▶ [Directive]
Reproduce all of the entries below, changing every "more-icon" to "overflow-icon" and keeping everything else unchanged. Leave the pictures out.
[Start Raw data]
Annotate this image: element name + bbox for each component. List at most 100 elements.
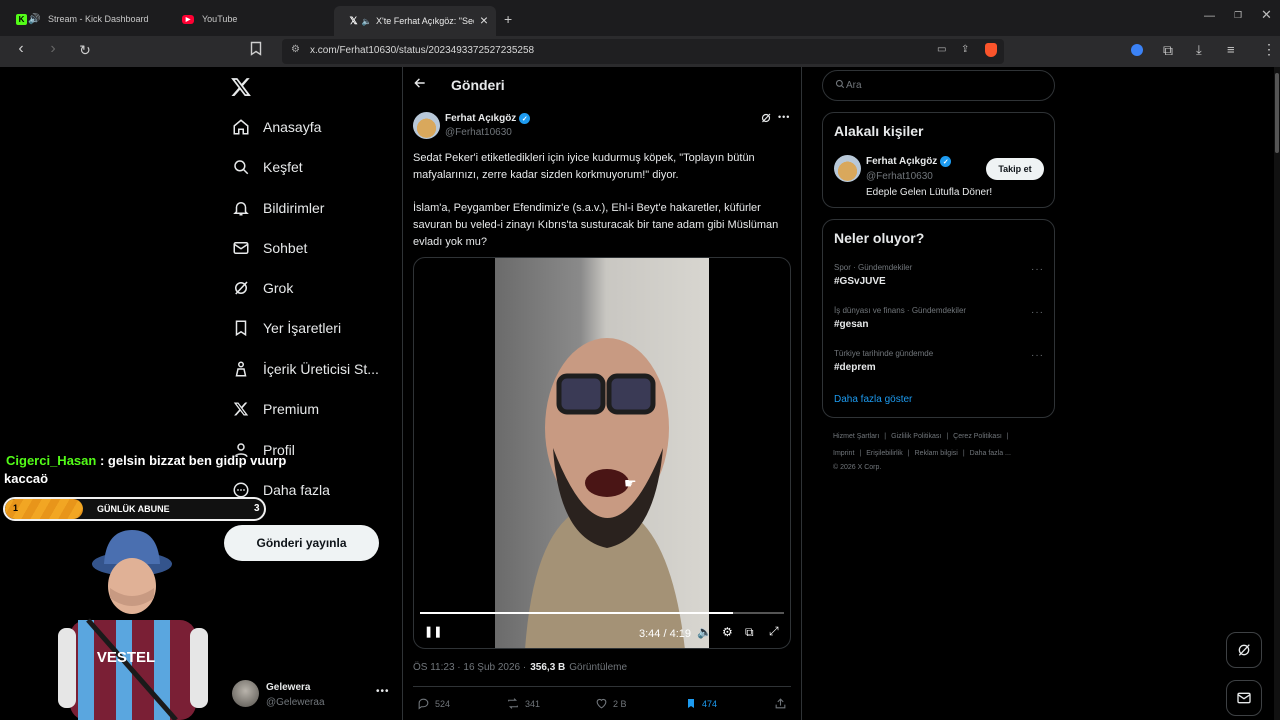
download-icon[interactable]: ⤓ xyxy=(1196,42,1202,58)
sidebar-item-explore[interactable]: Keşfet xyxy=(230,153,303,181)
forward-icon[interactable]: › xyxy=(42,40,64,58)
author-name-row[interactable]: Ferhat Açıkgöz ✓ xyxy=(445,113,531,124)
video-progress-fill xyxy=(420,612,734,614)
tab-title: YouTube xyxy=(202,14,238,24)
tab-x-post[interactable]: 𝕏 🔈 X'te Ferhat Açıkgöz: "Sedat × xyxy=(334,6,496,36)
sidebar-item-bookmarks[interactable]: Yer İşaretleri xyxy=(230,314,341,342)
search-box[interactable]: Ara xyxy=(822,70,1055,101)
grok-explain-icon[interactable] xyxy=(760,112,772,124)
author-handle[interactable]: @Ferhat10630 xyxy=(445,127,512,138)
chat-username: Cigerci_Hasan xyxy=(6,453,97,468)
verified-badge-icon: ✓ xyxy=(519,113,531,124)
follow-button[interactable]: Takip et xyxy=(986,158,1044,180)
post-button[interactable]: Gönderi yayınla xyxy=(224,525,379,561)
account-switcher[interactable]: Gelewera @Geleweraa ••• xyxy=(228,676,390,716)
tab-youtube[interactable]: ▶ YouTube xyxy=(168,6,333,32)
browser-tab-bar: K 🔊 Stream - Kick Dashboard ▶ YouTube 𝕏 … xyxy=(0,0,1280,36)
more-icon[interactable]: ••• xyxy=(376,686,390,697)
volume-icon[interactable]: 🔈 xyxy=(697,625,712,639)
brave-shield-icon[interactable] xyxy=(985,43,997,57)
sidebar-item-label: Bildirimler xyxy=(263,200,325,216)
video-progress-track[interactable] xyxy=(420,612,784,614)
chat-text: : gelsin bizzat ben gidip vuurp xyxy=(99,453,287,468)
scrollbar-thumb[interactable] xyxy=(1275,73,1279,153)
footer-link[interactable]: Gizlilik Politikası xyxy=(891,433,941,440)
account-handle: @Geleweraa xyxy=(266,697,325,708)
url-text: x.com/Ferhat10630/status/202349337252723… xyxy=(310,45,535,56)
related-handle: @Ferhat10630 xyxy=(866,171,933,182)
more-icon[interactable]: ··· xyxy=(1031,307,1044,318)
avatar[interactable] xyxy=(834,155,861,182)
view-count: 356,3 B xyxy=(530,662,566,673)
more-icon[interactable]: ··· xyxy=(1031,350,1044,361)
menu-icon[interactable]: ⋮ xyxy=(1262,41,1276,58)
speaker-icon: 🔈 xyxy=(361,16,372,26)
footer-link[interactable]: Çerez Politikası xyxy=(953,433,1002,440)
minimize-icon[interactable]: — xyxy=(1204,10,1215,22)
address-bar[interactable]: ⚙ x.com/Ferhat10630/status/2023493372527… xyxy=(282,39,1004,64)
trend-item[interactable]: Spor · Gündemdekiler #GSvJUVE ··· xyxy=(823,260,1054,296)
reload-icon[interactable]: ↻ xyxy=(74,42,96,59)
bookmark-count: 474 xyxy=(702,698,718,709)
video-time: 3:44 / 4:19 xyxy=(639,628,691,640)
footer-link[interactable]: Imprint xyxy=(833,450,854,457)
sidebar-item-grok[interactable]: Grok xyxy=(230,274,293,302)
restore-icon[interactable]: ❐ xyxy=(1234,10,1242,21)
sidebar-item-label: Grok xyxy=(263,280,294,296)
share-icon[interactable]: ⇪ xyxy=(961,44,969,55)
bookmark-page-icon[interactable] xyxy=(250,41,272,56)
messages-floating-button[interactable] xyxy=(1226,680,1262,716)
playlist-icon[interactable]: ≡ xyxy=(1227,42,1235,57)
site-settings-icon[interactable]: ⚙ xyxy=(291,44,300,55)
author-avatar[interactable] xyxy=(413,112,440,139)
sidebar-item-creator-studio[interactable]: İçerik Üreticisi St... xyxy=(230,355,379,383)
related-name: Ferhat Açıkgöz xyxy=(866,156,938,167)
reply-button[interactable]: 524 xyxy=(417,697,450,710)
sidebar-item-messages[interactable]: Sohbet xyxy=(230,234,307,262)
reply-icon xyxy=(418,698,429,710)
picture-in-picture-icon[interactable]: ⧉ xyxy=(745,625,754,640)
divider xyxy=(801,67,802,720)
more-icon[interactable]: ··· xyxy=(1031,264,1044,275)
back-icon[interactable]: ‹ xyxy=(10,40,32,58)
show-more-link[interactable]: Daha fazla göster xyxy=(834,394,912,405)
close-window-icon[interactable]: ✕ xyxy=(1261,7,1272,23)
[End Raw data]
▶ [Solution to this task]
Annotate this image: element name + bbox for each component. List at most 100 elements.
download-icon[interactable]: ⤓ xyxy=(1196,42,1202,58)
sidebar-item-explore[interactable]: Keşfet xyxy=(230,153,303,181)
forward-icon[interactable]: › xyxy=(42,40,64,58)
author-name-row[interactable]: Ferhat Açıkgöz ✓ xyxy=(445,113,531,124)
video-progress-fill xyxy=(420,612,734,614)
tab-title: YouTube xyxy=(202,14,238,24)
tab-x-post[interactable]: 𝕏 🔈 X'te Ferhat Açıkgöz: "Sedat × xyxy=(334,6,496,36)
sidebar-item-bookmarks[interactable]: Yer İşaretleri xyxy=(230,314,341,342)
search-box[interactable]: Ara xyxy=(822,70,1055,101)
grok-explain-icon[interactable] xyxy=(760,112,772,124)
author-handle[interactable]: @Ferhat10630 xyxy=(445,127,512,138)
chat-username: Cigerci_Hasan xyxy=(6,453,97,468)
verified-badge-icon: ✓ xyxy=(519,113,531,124)
follow-button[interactable]: Takip et xyxy=(986,158,1044,180)
post-button[interactable]: Gönderi yayınla xyxy=(224,525,379,561)
account-switcher[interactable]: Gelewera @Geleweraa ••• xyxy=(228,676,390,716)
tab-youtube[interactable]: ▶ YouTube xyxy=(168,6,333,32)
browser-tab-bar: K 🔊 Stream - Kick Dashboard ▶ YouTube 𝕏 … xyxy=(0,0,1280,36)
overflow-icon[interactable]: ••• xyxy=(376,686,390,697)
volume-icon[interactable]: 🔈 xyxy=(697,625,712,639)
brave-shield-icon[interactable] xyxy=(985,43,997,57)
sidebar-item-label: Bildirimler xyxy=(263,200,325,216)
video-progress-track[interactable] xyxy=(420,612,784,614)
chat-text: : gelsin bizzat ben gidip vuurp xyxy=(99,453,287,468)
scrollbar-thumb[interactable] xyxy=(1275,73,1279,153)
footer-link[interactable]: Gizlilik Politikası xyxy=(891,433,941,440)
account-handle: @Geleweraa xyxy=(266,697,325,708)
url-text: x.com/Ferhat10630/status/202349337252723… xyxy=(310,45,535,56)
related-handle: @Ferhat10630 xyxy=(866,171,933,182)
overflow-icon[interactable]: ··· xyxy=(1031,307,1044,318)
avatar[interactable] xyxy=(834,155,861,182)
view-count: 356,3 B xyxy=(530,662,566,673)
overflow-icon[interactable]: ··· xyxy=(1031,350,1044,361)
menu-icon[interactable]: ⋮ xyxy=(1262,41,1276,58)
speaker-icon: 🔈 xyxy=(361,16,372,26)
footer-link[interactable]: Çerez Politikası xyxy=(953,433,1002,440)
minimize-icon[interactable]: — xyxy=(1204,10,1215,22)
address-bar[interactable]: ⚙ x.com/Ferhat10630/status/2023493372527… xyxy=(282,39,1004,64)
trend-item[interactable]: Spor · Gündemdekiler #GSvJUVE ··· xyxy=(823,260,1054,296)
reload-icon[interactable]: ↻ xyxy=(74,42,96,59)
bookmark-count: 474 xyxy=(702,698,718,709)
video-time: 3:44 / 4:19 xyxy=(639,628,691,640)
footer-link[interactable]: Imprint xyxy=(833,450,854,457)
sidebar-item-grok[interactable]: Grok xyxy=(230,274,293,302)
restore-icon[interactable]: ❐ xyxy=(1234,10,1242,21)
sidebar-item-label: Grok xyxy=(263,280,294,296)
share-icon[interactable]: ⇪ xyxy=(961,44,969,55)
bookmark-page-icon[interactable] xyxy=(250,41,272,56)
messages-floating-button[interactable] xyxy=(1226,680,1262,716)
playlist-icon[interactable]: ≡ xyxy=(1227,42,1235,57)
site-settings-icon[interactable]: ⚙ xyxy=(291,44,300,55)
author-avatar[interactable] xyxy=(413,112,440,139)
sidebar-item-creator-studio[interactable]: İçerik Üreticisi St... xyxy=(230,355,379,383)
related-name: Ferhat Açıkgöz xyxy=(866,156,938,167)
reply-button[interactable]: 524 xyxy=(417,697,450,710)
sidebar-item-messages[interactable]: Sohbet xyxy=(230,234,307,262)
reply-icon xyxy=(418,698,429,710)
picture-in-picture-icon[interactable]: ⧉ xyxy=(745,625,754,640)
divider xyxy=(801,67,802,720)
overflow-icon[interactable]: ··· xyxy=(1031,264,1044,275)
back-icon[interactable]: ‹ xyxy=(10,40,32,58)
show-more-link[interactable]: Daha fazla göster xyxy=(834,394,912,405)
close-window-icon[interactable]: ✕ xyxy=(1261,7,1272,23)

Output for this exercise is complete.